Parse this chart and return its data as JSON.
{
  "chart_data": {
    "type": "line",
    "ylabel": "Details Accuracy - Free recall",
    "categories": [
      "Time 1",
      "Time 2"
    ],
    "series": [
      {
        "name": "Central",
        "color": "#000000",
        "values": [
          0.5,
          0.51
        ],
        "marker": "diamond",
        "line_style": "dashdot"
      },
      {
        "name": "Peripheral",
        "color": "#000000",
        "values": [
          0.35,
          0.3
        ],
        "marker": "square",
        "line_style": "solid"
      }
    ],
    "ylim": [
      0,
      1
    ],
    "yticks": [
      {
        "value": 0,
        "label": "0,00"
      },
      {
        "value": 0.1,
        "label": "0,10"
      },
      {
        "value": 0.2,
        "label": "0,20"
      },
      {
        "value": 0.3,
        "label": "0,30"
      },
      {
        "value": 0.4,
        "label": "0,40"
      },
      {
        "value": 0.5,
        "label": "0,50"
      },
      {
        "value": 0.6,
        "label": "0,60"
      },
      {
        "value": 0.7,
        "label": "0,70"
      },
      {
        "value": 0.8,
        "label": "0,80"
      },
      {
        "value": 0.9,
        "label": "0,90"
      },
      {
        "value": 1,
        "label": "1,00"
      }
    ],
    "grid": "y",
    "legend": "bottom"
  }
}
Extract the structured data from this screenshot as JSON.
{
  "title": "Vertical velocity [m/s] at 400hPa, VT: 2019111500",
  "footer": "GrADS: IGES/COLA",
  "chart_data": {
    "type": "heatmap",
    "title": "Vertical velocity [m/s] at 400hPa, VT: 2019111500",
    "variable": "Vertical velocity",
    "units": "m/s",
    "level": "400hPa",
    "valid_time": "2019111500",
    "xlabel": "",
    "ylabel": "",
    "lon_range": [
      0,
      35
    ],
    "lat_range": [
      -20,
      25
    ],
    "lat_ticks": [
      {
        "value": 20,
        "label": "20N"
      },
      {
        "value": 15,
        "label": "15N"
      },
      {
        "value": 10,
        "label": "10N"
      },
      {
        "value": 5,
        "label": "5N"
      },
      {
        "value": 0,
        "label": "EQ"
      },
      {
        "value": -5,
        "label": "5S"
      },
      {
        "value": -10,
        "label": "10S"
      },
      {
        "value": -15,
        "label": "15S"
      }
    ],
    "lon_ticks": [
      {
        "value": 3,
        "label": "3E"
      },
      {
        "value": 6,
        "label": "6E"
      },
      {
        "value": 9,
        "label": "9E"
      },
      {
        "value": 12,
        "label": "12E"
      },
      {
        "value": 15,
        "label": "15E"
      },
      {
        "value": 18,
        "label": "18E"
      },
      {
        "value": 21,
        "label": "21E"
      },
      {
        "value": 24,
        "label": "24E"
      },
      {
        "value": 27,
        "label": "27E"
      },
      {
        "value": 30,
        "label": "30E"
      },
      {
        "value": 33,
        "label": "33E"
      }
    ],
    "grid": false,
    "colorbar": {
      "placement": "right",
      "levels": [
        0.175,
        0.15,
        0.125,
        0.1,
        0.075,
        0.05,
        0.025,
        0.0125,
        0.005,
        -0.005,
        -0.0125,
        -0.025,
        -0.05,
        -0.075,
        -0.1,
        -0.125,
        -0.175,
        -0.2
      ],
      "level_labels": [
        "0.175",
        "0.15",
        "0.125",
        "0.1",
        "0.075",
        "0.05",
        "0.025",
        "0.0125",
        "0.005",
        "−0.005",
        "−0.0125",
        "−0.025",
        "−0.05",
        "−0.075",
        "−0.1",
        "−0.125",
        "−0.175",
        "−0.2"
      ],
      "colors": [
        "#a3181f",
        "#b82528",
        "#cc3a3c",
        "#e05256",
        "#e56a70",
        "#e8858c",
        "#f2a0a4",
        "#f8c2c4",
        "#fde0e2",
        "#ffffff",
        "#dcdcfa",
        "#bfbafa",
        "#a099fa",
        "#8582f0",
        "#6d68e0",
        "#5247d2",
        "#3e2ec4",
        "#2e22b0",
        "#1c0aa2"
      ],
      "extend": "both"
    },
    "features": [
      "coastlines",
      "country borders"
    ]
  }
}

• _PROBLEM TO WORK ON_: Every record should be given again exactly.

• _RESULT OF THE TASK_:
Parse this chart and return its data as JSON.
{
  "chart_data": {
    "type": "line",
    "ylabel": "Details Accuracy - Free recall",
    "categories": [
      "Time 1",
      "Time 2"
    ],
    "series": [
      {
        "name": "Central",
        "color": "#000000",
        "values": [
          0.5,
          0.51
        ],
        "marker": "diamond",
        "line_style": "dashdot"
      },
      {
        "name": "Peripheral",
        "color": "#000000",
        "values": [
          0.35,
          0.3
        ],
        "marker": "square",
        "line_style": "solid"
      }
    ],
    "ylim": [
      0,
      1
    ],
    "yticks": [
      {
        "value": 0,
        "label": "0,00"
      },
      {
        "value": 0.1,
        "label": "0,10"
      },
      {
        "value": 0.2,
        "label": "0,20"
      },
      {
        "value": 0.3,
        "label": "0,30"
      },
      {
        "value": 0.4,
        "label": "0,40"
      },
      {
        "value": 0.5,
        "label": "0,50"
      },
      {
        "value": 0.6,
        "label": "0,60"
      },
      {
        "value": 0.7,
        "label": "0,70"
      },
      {
        "value": 0.8,
        "label": "0,80"
      },
      {
        "value": 0.9,
        "label": "0,90"
      },
      {
        "value": 1,
        "label": "1,00"
      }
    ],
    "grid": "y",
    "legend": "bottom"
  }
}
Extract the structured data from this screenshot as JSON.
{
  "title": "Vertical velocity [m/s] at 400hPa, VT: 2019111500",
  "footer": "GrADS: IGES/COLA",
  "chart_data": {
    "type": "heatmap",
    "title": "Vertical velocity [m/s] at 400hPa, VT: 2019111500",
    "variable": "Vertical velocity",
    "units": "m/s",
    "level": "400hPa",
    "valid_time": "2019111500",
    "xlabel": "",
    "ylabel": "",
    "lon_range": [
      0,
      35
    ],
    "lat_range": [
      -20,
      25
    ],
    "lat_ticks": [
      {
        "value": 20,
        "label": "20N"
      },
      {
        "value": 15,
        "label": "15N"
      },
      {
        "value": 10,
        "label": "10N"
      },
      {
        "value": 5,
        "label": "5N"
      },
      {
        "value": 0,
        "label": "EQ"
      },
      {
        "value": -5,
        "label": "5S"
      },
      {
        "value": -10,
        "label": "10S"
      },
      {
        "value": -15,
        "label": "15S"
      }
    ],
    "lon_ticks": [
      {
        "value": 3,
        "label": "3E"
      },
      {
        "value": 6,
        "label": "6E"
      },
      {
        "value": 9,
        "label": "9E"
      },
      {
        "value": 12,
        "label": "12E"
      },
      {
        "value": 15,
        "label": "15E"
      },
      {
        "value": 18,
        "label": "18E"
      },
      {
        "value": 21,
        "label": "21E"
      },
      {
        "value": 24,
        "label": "24E"
      },
      {
        "value": 27,
        "label": "27E"
      },
      {
        "value": 30,
        "label": "30E"
      },
      {
        "value": 33,
        "label": "33E"
      }
    ],
    "grid": false,
    "colorbar": {
      "placement": "right",
      "levels": [
        0.175,
        0.15,
        0.125,
        0.1,
        0.075,
        0.05,
        0.025,
        0.0125,
        0.005,
        -0.005,
        -0.0125,
        -0.025,
        -0.05,
        -0.075,
        -0.1,
        -0.125,
        -0.175,
        -0.2
      ],
      "level_labels": [
        "0.175",
        "0.15",
        "0.125",
        "0.1",
        "0.075",
        "0.05",
        "0.025",
        "0.0125",
        "0.005",
        "−0.005",
        "−0.0125",
        "−0.025",
        "−0.05",
        "−0.075",
        "−0.1",
        "−0.125",
        "−0.175",
        "−0.2"
      ],
      "colors": [
        "#a3181f",
        "#b82528",
        "#cc3a3c",
        "#e05256",
        "#e56a70",
        "#e8858c",
        "#f2a0a4",
        "#f8c2c4",
        "#fde0e2",
        "#ffffff",
        "#dcdcfa",
        "#bfbafa",
        "#a099fa",
        "#8582f0",
        "#6d68e0",
        "#5247d2",
        "#3e2ec4",
        "#2e22b0",
        "#1c0aa2"
      ],
      "extend": "both"
    },
    "features": [
      "coastlines",
      "country borders"
    ]
  }
}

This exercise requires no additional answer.